PROMPT A:
Decide whether each statement below agrees with the PySpark tutorial. Answer yes or no for each, and quote the words from the tutorial that settle it.
(i) PySpark offers a high-level API for the Java programming language.
(ii) Tasks are executed within an executor's JVM on the worker nodes.
(iii) SparkContext provides a unified entry point for Spark functionality.

![spark logo](https://datascientest.com/en/files/2021/02/illu_pyspark_blog-84.png)

# <b><center>PySpark Tutorial - Part 1: Pyspark Dataframes</center></b>

*PySpark Tutorial: PySpark is a powerful open-source framework built on Apache Spark, designed to simplify and accelerate large-scale data processing and analytics tasks. It offers a high-level API for Python programming language, enabling seamless integration with existing Python ecosystems.*

*The materials used to create this notebook are as followed:*
* [freeCodeCamp - Pyspark Turtorial](https://www.youtube.com/watch?v=_C8kWso4ne4)
* [PySpark 3.5 Tutorial For Beginners with Examples](https://sparkbyexamples.com/pyspark-tutorial/)

## PySpark Architecture

*PySpark architecture consists of a driver program that coordinates tasks and interacts with a cluster manager to allocate resources. The driver communicates with worker nodes, where tasks are executed within an executor’s JVM. SparkContext manages the execution environment, while the DataFrame API enables high-level abstraction for data manipulation. SparkSession provides a unified entry point for Spark functionality. Underneath, the cluster manager oversees resource allocation and task scheduling across nodes, facilitating parallel computation for processing large-scale data efficiently.*

![spark architecture](https://i0.wp.com/sparkbyexamples.com/wp-content/uploads/2020/02/spark-cluster-overview.png?w=596&ssl=1)

DATA IN THIS EXERCISE:

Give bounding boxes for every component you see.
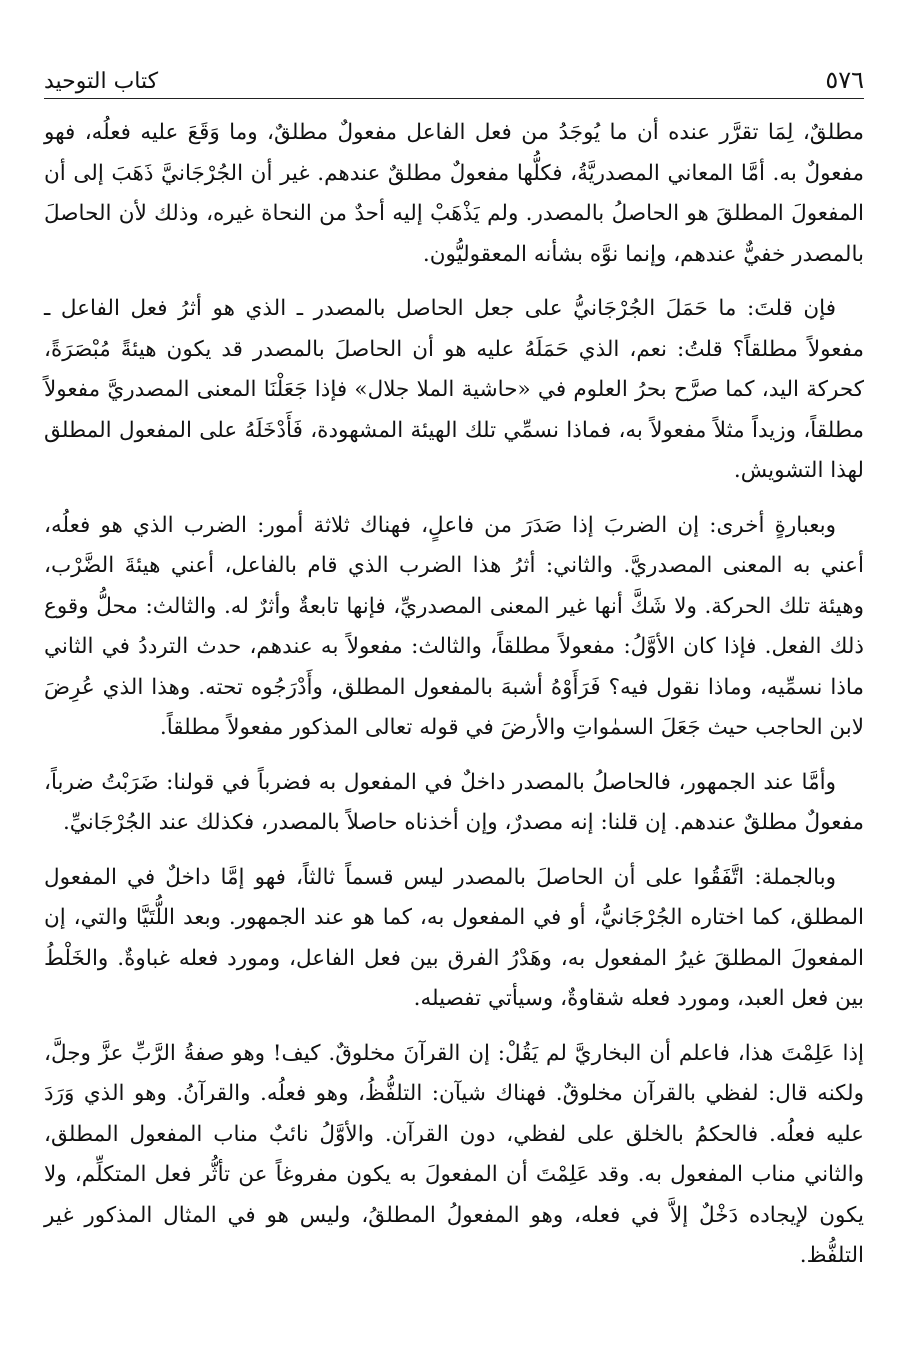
paragraph-6: إذا عَلِمْتَ هذا، فاعلم أن البخاريَّ لم يَقُلْ: إن القرآنَ مخلوقٌ. كيف! وهو صفةُ الرَّبِّ عزَّ وجلَّ، ولكنه قال: لفظي بالقرآن مخلوقٌ. فهناك شيآن: التلفُّظُ، وهو فعلُه. والقرآنُ. وهو الذي وَرَدَ عليه فعلُه. فالحكمُ بالخلق على لفظي، دون القرآن. والأوَّلُ نائبٌ مناب المفعول المطلق، والثاني مناب المفعول به. وقد عَلِمْتَ أن المفعولَ به يكون مفروغاً عن تأثُّر فعل المتكلِّم، ولا يكون لإيجاده دَخْلٌ إلاَّ في فعله، وهو المفعولُ المطلقُ، وليس هو في المثال المذكور غير التلفُّظ.	[44, 1040, 864, 1268]
paragraph-2: فإن قلتَ: ما حَمَلَ الجُرْجَانيُّ على جعل الحاصل بالمصدر ـ الذي هو أثرُ فعل الفاعل ـ مفعولاً مطلقاً؟ قلتُ: نعم، الذي حَمَلَهُ عليه هو أن الحاصلَ بالمصدر قد يكون هيئةً مُبْصَرَةً، كحركة اليد، كما صرَّح بحرُ العلوم في «حاشية الملا جلال» فإذا جَعَلْنَا المعنى المصدريَّ مفعولاً مطلقاً، وزيداً مثلاً مفعولاً به، فماذا نسمِّي تلك الهيئة المشهودة، فَأَدْخَلَهُ على المفعول المطلق لهذا التشويش.	[44, 296, 864, 483]
page-number: ٥٧٦	[825, 66, 864, 94]
paragraph-5: وبالجملة: اتَّفَقُوا على أن الحاصلَ بالمصدر ليس قسماً ثالثاً، فهو إمَّا داخلٌ في المفعول المطلق، كما اختاره الجُرْجَانيُّ، أو في المفعول به، كما هو عند الجمهور. وبعد اللُّتَيَّا والتي، إن المفعولَ المطلقَ غيرُ المفعول به، وهَدْرُ الفرق بين فعل الفاعل، ومورد فعله غباوةٌ. والخَلْطُ بين فعل العبد، ومورد فعله شقاوةٌ، وسيأتي تفصيله.	[44, 864, 864, 1011]
book-page	[44, 60, 864, 1340]
page-header	[44, 60, 864, 99]
paragraph-1: مطلقٌ، لِمَا تقرَّر عنده أن ما يُوجَدُ من فعل الفاعل مفعولٌ مطلقٌ، وما وَقَعَ عليه فعلُه، فهو مفعولٌ به. أمَّا المعاني المصدريَّةُ، فكلُّها مفعولٌ مطلقٌ عندهم. غير أن الجُرْجَانيَّ ذَهَبَ إلى أن المفعولَ المطلقَ هو الحاصلُ بالمصدر. ولم يَذْهَبْ إليه أحدٌ من النحاة غيره، وذلك لأن الحاصلَ بالمصدر خفيٌّ عندهم، وإنما نوَّه بشأنه المعقوليُّون.	[44, 120, 864, 267]
running-title: كتاب التوحيد	[44, 69, 159, 94]
page-body	[44, 113, 864, 1277]
paragraph-4: وأمَّا عند الجمهور، فالحاصلُ بالمصدر داخلٌ في المفعول به فضرباً في قولنا: ضَرَبْتُ ضرباً، مفعولٌ مطلقٌ عندهم. إن قلنا: إنه مصدرٌ، وإن أخذناه حاصلاً بالمصدر، فكذلك عند الجُرْجَانيِّ.	[44, 769, 864, 835]
paragraph-3: وبعبارةٍ أخرى: إن الضربَ إذا صَدَرَ من فاعلٍ، فهناك ثلاثة أمور: الضرب الذي هو فعلُه، أعني به المعنى المصدريَّ. والثاني: أثرُ هذا الضرب الذي قام بالفاعل، أعني هيئةَ الضَّرْب، وهيئة تلك الحركة. ولا شَكَّ أنها غير المعنى المصدريِّ، فإنها تابعةٌ وأثرٌ له. والثالث: محلُّ وقوع ذلك الفعل. فإذا كان الأوَّلُ: مفعولاً مطلقاً، والثالث: مفعولاً به عندهم، حدث الترددُ في الثاني ماذا نسمِّيه، وماذا نقول فيه؟ فَرَأَوْهُ أشبهَ بالمفعول المطلق، وأَدْرَجُوه تحته. وهذا الذي عُرِضَ لابن الحاجب حيث جَعَلَ السمٰواتِ والأرضَ في قوله تعالى المذكور مفعولاً مطلقاً.	[44, 512, 864, 740]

PROMPT B: Copy the lines of the listing unchanged, starting at the line containing "paragraph-6: إذا عَلِمْتَ" and ending at the line containing "66, 864, 94]".

COMPLETE RESPONSE A:
(i) No: "It offers a high-level API for Python programming language"
(ii) Yes: "The driver communicates with worker nodes, where tasks are executed within an executor’s JVM."
(iii) No: "SparkSession provides a unified entry point for Spark functionality."

COMPLETE RESPONSE B:
paragraph-6: إذا عَلِمْتَ هذا، فاعلم أن البخاريَّ لم يَقُلْ: إن القرآنَ مخلوقٌ. كيف! وهو صفةُ الرَّبِّ عزَّ وجلَّ، ولكنه قال: لفظي بالقرآن مخلوقٌ. فهناك شيآن: التلفُّظُ، وهو فعلُه. والقرآنُ. وهو الذي وَرَدَ عليه فعلُه. فالحكمُ بالخلق على لفظي، دون القرآن. والأوَّلُ نائبٌ مناب المفعول المطلق، والثاني مناب المفعول به. وقد عَلِمْتَ أن المفعولَ به يكون مفروغاً عن تأثُّر فعل المتكلِّم، ولا يكون لإيجاده دَخْلٌ إلاَّ في فعله، وهو المفعولُ المطلقُ، وليس هو في المثال المذكور غير التلفُّظ.	[44, 1040, 864, 1268]
paragraph-2: فإن قلتَ: ما حَمَلَ الجُرْجَانيُّ على جعل الحاصل بالمصدر ـ الذي هو أثرُ فعل الفاعل ـ مفعولاً مطلقاً؟ قلتُ: نعم، الذي حَمَلَهُ عليه هو أن الحاصلَ بالمصدر قد يكون هيئةً مُبْصَرَةً، كحركة اليد، كما صرَّح بحرُ العلوم في «حاشية الملا جلال» فإذا جَعَلْنَا المعنى المصدريَّ مفعولاً مطلقاً، وزيداً مثلاً مفعولاً به، فماذا نسمِّي تلك الهيئة المشهودة، فَأَدْخَلَهُ على المفعول المطلق لهذا التشويش.	[44, 296, 864, 483]
page-number: ٥٧٦	[825, 66, 864, 94]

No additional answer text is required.